— START —

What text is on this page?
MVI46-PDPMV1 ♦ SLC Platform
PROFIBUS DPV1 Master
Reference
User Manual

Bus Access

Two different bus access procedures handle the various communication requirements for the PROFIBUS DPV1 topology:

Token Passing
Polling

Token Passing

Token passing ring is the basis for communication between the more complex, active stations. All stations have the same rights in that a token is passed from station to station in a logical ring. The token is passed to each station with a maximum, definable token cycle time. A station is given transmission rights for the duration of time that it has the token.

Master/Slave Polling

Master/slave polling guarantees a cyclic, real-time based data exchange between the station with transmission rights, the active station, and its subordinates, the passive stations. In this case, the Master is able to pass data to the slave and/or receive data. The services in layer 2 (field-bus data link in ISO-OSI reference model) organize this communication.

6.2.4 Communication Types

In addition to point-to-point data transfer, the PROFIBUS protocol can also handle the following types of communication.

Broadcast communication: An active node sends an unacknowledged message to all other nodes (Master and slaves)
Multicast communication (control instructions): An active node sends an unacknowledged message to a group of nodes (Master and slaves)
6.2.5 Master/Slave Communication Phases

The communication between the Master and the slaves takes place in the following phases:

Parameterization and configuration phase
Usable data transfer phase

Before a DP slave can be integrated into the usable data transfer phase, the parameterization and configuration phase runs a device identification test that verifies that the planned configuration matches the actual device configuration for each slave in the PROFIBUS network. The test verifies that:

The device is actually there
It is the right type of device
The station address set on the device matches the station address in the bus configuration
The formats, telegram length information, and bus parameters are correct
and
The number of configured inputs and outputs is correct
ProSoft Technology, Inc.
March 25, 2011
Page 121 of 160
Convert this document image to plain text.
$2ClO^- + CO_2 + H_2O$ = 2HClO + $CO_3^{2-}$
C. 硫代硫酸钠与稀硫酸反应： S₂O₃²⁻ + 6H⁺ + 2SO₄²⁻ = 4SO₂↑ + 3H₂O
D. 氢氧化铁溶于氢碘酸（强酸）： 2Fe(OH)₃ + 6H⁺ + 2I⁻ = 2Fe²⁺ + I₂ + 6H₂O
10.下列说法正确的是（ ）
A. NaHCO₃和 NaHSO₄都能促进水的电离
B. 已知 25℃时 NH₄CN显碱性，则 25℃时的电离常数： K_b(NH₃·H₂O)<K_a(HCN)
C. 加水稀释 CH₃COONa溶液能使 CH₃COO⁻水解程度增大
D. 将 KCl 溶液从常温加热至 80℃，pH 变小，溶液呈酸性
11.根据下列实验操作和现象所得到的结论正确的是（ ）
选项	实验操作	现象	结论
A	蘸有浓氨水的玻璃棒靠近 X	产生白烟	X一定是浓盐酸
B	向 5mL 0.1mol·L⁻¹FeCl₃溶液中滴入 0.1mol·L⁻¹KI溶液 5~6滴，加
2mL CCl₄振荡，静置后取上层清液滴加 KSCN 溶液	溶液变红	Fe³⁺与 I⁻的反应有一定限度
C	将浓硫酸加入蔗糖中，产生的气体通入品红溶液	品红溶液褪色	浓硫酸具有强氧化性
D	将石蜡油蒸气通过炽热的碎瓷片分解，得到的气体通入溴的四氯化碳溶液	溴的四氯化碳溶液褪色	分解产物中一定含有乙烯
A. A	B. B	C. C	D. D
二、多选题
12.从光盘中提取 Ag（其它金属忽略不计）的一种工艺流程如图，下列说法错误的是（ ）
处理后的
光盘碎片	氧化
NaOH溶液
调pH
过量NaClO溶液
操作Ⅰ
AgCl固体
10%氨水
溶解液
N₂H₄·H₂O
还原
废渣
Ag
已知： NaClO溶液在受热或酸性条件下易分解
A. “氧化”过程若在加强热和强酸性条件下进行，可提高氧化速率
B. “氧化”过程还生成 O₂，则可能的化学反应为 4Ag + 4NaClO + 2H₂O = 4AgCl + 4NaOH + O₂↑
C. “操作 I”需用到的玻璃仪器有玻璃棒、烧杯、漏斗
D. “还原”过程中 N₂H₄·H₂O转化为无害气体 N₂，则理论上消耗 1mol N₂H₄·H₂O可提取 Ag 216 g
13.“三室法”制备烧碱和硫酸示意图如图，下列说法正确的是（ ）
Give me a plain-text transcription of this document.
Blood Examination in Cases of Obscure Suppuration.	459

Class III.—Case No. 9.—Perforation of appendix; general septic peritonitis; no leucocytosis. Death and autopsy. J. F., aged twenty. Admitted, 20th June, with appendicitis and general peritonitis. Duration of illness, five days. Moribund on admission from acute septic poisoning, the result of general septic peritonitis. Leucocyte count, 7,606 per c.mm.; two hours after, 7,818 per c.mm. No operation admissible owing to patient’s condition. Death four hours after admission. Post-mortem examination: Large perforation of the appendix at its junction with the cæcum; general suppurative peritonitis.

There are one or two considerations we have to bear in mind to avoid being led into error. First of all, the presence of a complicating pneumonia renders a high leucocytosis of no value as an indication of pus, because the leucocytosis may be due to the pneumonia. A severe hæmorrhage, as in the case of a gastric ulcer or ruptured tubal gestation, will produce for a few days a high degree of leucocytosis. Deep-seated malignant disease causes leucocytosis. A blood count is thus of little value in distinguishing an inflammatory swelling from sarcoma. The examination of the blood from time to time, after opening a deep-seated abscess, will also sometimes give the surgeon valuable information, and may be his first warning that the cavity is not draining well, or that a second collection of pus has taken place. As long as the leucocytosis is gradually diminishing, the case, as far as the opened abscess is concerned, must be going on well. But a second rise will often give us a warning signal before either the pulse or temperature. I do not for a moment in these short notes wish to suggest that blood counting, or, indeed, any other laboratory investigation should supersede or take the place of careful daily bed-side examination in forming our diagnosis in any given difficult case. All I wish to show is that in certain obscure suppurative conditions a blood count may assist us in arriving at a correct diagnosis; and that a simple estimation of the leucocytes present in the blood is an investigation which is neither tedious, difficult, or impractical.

— END —

Given instruction »
Find the word "message" in the data and copy out each line where it turns up.

Expected answer »
Broadcast communication: An active node sends an unacknowledged message to all other nodes (Master and slaves)
Multicast communication (control instructions): An active node sends an unacknowledged message to a group of nodes (Master and slaves)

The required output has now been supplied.